Layout coordinate data
.....

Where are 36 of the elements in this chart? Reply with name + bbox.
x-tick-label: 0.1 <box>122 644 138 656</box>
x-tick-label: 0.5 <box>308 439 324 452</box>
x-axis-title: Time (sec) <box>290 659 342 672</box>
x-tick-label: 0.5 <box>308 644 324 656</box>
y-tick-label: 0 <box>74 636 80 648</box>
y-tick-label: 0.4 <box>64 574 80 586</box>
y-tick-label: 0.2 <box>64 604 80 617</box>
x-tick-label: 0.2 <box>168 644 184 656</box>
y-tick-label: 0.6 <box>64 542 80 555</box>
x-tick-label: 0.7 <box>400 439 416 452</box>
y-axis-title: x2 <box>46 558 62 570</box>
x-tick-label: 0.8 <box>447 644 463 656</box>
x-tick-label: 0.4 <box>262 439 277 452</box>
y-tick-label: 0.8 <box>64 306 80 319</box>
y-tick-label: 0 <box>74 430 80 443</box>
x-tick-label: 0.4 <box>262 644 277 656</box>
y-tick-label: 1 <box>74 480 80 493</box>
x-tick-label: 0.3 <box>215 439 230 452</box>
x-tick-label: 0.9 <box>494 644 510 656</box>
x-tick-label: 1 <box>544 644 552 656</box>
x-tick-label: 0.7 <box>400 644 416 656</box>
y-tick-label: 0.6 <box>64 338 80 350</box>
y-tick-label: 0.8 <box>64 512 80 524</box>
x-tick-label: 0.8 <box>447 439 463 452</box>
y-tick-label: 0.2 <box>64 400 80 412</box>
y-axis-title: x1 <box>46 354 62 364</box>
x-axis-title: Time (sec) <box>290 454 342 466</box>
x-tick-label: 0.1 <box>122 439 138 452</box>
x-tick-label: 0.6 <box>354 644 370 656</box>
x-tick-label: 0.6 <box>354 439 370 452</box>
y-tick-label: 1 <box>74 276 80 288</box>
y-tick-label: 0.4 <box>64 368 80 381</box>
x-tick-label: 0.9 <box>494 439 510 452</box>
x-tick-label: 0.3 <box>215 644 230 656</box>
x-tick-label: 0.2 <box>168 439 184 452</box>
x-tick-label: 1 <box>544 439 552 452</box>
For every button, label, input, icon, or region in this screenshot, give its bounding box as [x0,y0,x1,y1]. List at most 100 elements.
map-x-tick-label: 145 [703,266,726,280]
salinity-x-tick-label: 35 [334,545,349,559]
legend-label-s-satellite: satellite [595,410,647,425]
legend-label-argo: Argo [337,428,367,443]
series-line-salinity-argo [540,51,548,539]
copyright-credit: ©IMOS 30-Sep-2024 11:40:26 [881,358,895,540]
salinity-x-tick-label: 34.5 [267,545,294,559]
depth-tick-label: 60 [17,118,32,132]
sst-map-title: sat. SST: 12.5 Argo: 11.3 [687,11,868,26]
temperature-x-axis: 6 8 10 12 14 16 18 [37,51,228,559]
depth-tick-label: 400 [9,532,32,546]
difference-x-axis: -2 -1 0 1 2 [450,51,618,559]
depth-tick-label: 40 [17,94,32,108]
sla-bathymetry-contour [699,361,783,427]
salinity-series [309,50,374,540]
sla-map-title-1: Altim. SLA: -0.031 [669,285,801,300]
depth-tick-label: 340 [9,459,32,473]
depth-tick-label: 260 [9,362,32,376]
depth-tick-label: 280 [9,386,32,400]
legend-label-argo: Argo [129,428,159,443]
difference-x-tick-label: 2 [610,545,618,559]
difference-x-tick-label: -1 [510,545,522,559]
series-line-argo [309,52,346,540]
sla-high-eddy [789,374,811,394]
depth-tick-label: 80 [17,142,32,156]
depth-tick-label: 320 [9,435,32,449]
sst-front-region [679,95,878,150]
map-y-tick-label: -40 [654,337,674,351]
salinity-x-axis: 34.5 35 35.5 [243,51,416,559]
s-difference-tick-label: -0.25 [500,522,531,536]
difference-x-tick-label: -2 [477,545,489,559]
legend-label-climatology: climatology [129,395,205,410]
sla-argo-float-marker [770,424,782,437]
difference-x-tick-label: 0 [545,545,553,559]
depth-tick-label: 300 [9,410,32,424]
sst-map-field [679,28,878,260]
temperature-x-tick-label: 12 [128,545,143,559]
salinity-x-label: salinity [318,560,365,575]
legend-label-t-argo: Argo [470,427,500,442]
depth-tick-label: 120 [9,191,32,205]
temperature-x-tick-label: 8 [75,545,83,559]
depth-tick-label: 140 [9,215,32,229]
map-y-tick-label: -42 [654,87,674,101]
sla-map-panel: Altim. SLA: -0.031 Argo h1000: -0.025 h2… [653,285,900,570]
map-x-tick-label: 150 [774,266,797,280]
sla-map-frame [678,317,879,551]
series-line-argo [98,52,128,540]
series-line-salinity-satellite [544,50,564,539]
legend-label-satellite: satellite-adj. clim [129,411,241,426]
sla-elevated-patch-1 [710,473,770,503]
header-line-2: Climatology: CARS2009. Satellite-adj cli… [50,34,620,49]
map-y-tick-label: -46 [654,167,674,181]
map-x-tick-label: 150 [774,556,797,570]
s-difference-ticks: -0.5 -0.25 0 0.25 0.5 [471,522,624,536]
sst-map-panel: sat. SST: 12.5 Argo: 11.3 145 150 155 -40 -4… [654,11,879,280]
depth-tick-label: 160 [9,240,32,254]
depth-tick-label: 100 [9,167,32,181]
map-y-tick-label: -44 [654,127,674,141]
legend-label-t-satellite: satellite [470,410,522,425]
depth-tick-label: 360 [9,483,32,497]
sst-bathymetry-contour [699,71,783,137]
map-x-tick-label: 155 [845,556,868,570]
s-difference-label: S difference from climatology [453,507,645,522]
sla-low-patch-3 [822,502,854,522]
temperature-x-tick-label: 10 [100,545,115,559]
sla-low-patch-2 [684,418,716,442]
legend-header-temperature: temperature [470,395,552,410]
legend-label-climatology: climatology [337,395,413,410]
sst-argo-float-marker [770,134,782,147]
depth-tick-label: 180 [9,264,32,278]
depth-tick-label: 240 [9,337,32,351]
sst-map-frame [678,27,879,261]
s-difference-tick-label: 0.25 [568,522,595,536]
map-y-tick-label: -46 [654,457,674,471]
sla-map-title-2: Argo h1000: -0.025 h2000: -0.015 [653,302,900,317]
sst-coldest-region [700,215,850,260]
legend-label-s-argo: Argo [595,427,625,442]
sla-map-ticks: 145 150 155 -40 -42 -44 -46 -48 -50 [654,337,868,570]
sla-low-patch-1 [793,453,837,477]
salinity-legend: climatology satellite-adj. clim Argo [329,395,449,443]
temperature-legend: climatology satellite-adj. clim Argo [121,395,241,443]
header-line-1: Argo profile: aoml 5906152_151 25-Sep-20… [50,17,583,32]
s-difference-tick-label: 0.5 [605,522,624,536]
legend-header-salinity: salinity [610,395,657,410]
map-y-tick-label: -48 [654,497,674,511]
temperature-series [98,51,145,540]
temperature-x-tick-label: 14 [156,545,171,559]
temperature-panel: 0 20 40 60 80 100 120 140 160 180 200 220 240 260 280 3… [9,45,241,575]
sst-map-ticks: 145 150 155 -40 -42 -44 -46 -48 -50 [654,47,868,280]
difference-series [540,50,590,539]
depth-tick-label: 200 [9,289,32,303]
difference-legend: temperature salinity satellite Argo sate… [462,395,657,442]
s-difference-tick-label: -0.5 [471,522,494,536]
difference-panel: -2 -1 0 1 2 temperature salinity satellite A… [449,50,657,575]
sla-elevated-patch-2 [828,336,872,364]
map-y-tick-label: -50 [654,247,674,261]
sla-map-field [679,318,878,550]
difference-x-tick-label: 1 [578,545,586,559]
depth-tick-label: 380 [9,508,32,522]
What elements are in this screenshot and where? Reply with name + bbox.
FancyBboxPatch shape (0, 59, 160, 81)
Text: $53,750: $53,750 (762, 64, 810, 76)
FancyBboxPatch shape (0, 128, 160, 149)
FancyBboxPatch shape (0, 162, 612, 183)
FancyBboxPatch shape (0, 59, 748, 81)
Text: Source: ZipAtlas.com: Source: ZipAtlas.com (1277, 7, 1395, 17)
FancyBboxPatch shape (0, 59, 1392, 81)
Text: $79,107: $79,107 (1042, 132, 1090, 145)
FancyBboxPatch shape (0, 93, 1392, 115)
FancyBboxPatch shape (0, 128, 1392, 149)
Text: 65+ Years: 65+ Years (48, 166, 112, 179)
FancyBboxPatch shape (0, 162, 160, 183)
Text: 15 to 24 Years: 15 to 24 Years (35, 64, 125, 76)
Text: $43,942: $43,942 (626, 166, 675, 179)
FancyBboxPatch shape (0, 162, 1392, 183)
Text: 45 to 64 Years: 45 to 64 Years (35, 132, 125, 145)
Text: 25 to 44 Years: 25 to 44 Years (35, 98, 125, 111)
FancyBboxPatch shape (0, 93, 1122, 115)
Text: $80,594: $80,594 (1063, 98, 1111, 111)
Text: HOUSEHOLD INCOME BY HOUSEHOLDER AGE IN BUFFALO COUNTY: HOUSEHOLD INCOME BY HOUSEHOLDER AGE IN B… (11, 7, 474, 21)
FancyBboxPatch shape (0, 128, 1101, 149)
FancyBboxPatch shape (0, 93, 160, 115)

.....

Write out the stretch of lines from the start of the data through the line containing "y-tick-label: 0.4 <box>64 574 80 586</box>", keeping every character as it is.

# RESPONSE BELOW
Where are 36 of the elements in this chart? Reply with name + bbox.
x-tick-label: 0.1 <box>122 644 138 656</box>
x-tick-label: 0.5 <box>308 439 324 452</box>
x-axis-title: Time (sec) <box>290 659 342 672</box>
x-tick-label: 0.5 <box>308 644 324 656</box>
y-tick-label: 0 <box>74 636 80 648</box>
y-tick-label: 0.4 <box>64 574 80 586</box>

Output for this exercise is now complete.